= GOAL =
In the data below, find each line containing the string "title" and return it.

= INPUT =
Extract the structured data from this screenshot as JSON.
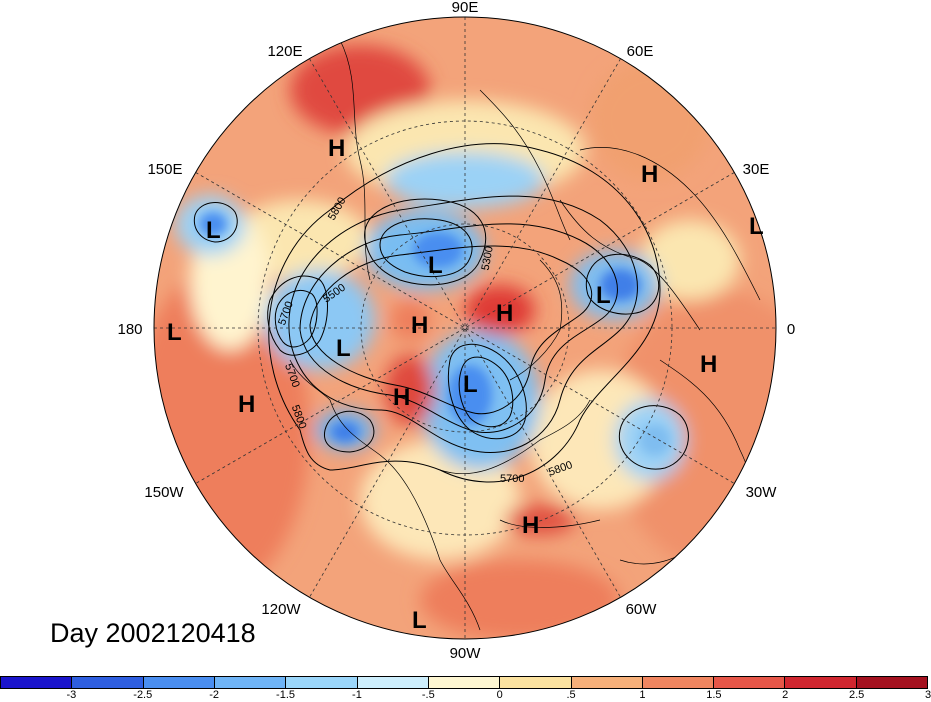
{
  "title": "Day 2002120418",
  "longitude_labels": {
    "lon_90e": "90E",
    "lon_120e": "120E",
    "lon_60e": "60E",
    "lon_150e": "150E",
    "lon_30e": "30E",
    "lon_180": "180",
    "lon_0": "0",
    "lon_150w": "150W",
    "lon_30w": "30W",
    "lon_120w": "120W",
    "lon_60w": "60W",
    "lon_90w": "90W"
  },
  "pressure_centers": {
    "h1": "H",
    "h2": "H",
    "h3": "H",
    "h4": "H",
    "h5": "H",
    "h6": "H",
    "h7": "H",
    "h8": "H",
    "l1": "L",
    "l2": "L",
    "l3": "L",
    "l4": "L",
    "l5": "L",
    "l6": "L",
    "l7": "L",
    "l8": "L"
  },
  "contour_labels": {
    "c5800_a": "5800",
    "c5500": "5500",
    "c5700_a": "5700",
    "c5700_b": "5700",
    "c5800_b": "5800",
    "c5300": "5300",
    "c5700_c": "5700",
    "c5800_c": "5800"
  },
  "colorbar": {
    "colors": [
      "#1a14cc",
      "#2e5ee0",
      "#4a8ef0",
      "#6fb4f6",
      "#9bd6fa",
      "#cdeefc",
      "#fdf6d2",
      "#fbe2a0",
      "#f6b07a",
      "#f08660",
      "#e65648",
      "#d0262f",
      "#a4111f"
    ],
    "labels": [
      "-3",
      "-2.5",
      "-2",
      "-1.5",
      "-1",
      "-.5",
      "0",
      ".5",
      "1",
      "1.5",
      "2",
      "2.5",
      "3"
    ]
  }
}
...
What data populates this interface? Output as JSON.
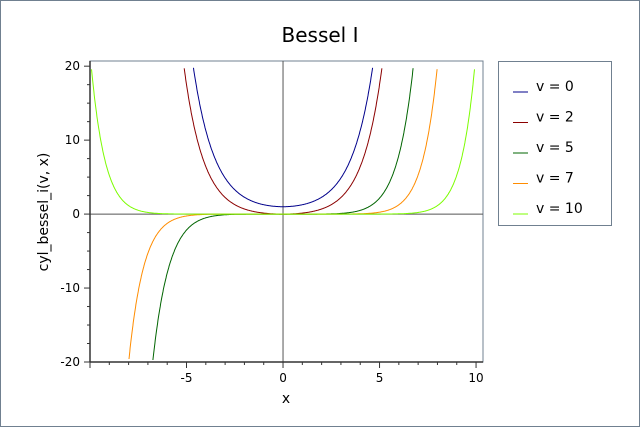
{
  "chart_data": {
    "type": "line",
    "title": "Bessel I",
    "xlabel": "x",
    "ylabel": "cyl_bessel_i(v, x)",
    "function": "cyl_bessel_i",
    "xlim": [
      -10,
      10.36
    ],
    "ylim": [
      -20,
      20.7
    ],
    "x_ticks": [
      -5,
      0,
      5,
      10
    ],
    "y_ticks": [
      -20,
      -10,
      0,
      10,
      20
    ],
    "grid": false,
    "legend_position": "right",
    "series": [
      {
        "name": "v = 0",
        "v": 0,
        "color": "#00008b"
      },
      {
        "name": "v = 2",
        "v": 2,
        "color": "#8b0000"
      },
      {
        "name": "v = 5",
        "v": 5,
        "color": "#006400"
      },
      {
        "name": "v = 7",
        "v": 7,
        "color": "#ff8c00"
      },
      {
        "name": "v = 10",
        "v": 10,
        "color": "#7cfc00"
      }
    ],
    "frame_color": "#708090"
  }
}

= EXPECTED ANSWER =
  "title": "Day 2002120418",
    "title": "Bessel I",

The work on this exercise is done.